Task details: Quote the entries in full, character for character, without their images.

---------- Records for the exercise ----------

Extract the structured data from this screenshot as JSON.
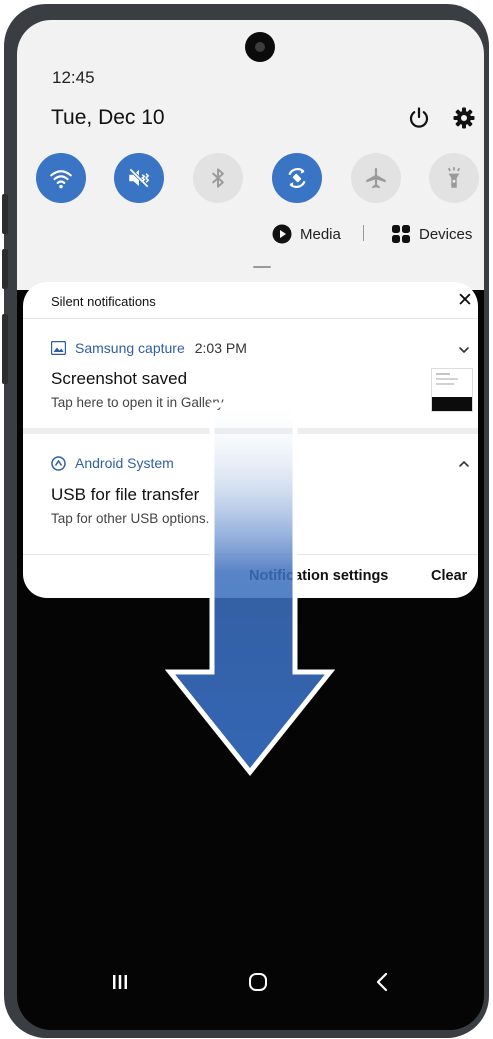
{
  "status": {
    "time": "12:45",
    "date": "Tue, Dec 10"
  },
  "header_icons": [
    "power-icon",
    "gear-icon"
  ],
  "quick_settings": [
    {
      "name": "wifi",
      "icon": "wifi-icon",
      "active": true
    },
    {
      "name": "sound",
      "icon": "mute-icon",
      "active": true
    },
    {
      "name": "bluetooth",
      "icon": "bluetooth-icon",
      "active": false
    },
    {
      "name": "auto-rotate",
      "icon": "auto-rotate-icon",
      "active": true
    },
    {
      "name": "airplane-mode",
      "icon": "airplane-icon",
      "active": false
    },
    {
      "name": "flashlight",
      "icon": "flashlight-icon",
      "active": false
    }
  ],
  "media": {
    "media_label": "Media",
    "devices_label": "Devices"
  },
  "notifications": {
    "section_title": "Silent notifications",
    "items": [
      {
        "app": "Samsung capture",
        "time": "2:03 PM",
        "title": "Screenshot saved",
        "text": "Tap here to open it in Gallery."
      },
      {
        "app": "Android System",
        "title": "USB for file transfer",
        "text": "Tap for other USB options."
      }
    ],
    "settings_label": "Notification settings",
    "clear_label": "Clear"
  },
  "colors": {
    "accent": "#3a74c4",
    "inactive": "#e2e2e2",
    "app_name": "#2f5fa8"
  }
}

----------

Solution to the exercise:
Extract the structured data from this screenshot as JSON.
{
  "status": {
    "time": "12:45",
    "date": "Tue, Dec 10"
  },
  "header_icons": [
    "power-icon",
    "gear-icon"
  ],
  "quick_settings": [
    {
      "name": "wifi",
      "icon": "wifi-icon",
      "active": true
    },
    {
      "name": "sound",
      "icon": "mute-icon",
      "active": true
    },
    {
      "name": "bluetooth",
      "icon": "bluetooth-icon",
      "active": false
    },
    {
      "name": "auto-rotate",
      "icon": "auto-rotate-icon",
      "active": true
    },
    {
      "name": "airplane-mode",
      "icon": "airplane-icon",
      "active": false
    },
    {
      "name": "flashlight",
      "icon": "flashlight-icon",
      "active": false
    }
  ],
  "media": {
    "media_label": "Media",
    "devices_label": "Devices"
  },
  "notifications": {
    "section_title": "Silent notifications",
    "items": [
      {
        "app": "Samsung capture",
        "time": "2:03 PM",
        "title": "Screenshot saved",
        "text": "Tap here to open it in Gallery."
      },
      {
        "app": "Android System",
        "title": "USB for file transfer",
        "text": "Tap for other USB options."
      }
    ],
    "settings_label": "Notification settings",
    "clear_label": "Clear"
  },
  "colors": {
    "accent": "#3a74c4",
    "inactive": "#e2e2e2",
    "app_name": "#2f5fa8"
  }
}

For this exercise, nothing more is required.